→ Data entries:
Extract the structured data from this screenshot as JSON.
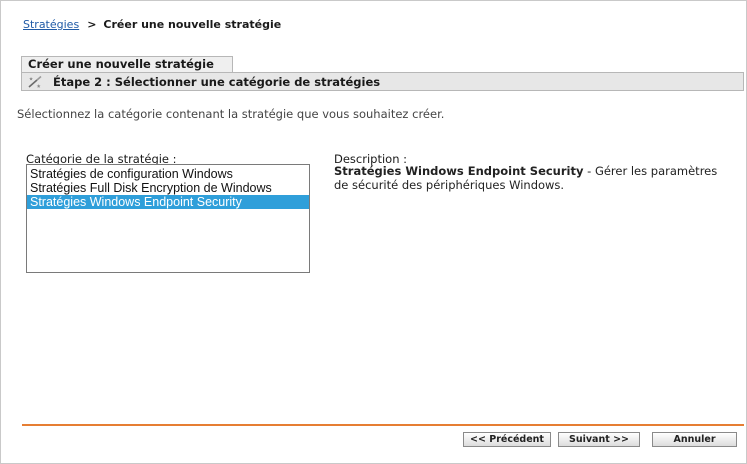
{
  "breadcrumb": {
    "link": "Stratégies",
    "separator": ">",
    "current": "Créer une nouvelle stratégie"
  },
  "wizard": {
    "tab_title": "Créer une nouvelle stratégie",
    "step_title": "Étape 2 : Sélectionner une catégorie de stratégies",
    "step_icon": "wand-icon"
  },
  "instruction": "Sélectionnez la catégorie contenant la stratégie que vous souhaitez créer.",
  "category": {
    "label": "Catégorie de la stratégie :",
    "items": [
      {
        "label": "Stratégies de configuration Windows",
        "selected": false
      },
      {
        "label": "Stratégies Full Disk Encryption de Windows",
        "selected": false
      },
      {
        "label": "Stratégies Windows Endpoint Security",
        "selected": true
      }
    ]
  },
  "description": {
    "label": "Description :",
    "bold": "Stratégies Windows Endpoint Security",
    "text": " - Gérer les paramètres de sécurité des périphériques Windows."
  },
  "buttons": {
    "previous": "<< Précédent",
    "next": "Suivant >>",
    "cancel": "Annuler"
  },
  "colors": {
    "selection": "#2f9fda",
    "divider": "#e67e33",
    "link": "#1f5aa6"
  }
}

---

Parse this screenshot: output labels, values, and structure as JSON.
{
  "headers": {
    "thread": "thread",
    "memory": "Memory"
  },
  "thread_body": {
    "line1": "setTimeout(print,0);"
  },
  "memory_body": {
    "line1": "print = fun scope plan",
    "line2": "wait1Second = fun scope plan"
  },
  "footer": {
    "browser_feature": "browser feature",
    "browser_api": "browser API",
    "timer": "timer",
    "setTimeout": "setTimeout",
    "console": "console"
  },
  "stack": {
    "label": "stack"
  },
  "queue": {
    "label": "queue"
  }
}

* * *

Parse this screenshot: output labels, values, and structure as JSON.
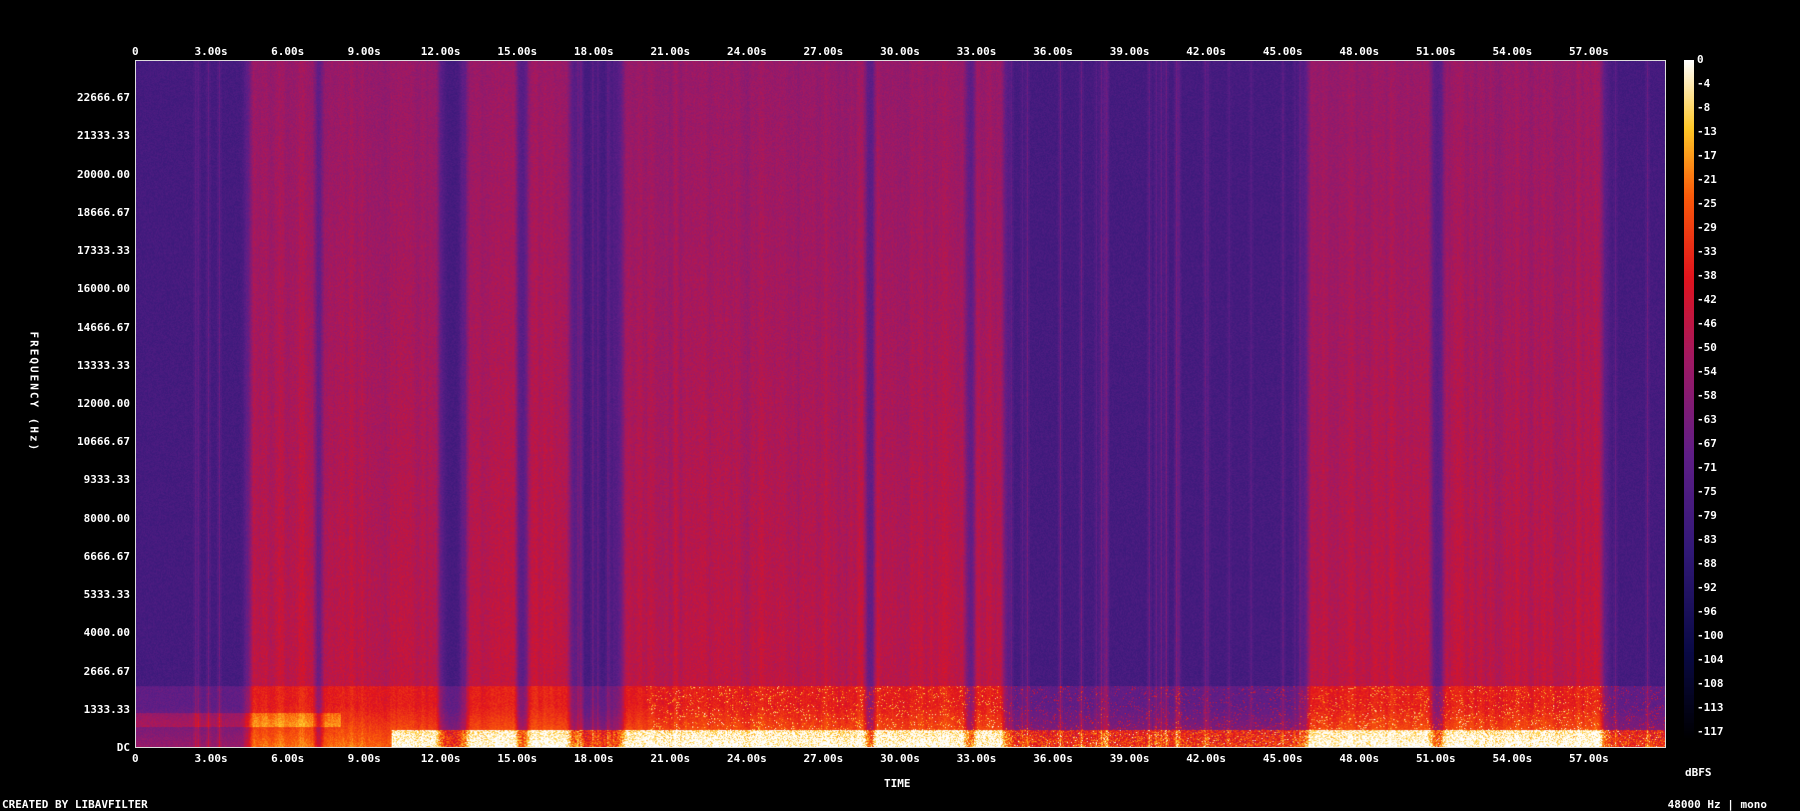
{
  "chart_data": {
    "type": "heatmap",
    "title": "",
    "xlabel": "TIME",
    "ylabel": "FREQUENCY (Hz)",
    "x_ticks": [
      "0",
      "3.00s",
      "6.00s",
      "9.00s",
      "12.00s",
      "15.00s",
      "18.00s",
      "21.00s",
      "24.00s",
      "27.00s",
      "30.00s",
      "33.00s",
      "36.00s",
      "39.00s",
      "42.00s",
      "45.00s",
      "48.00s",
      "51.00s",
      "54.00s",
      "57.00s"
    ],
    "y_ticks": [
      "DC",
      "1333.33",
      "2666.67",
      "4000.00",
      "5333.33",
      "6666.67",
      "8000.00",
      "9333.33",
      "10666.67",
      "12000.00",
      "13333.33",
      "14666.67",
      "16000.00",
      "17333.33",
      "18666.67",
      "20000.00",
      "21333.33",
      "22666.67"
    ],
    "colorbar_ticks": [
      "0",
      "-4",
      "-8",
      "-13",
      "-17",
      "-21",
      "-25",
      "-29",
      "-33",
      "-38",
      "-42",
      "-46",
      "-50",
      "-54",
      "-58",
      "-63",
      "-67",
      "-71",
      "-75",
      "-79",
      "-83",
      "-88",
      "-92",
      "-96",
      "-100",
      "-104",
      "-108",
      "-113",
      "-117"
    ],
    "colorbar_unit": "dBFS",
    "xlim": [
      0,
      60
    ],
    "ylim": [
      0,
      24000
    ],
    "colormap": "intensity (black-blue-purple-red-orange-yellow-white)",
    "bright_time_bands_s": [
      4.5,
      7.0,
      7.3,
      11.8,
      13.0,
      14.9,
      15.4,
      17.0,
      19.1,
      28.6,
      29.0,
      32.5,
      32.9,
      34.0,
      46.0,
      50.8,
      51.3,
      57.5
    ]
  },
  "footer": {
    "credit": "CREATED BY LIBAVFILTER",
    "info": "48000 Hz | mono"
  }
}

→ What is asked:
Only lines with the string "nouvelle" belong in your answer; copy each one.

→ Expected answer:
    "current": "Créer une nouvelle stratégie"
    "tab_title": "Créer une nouvelle stratégie",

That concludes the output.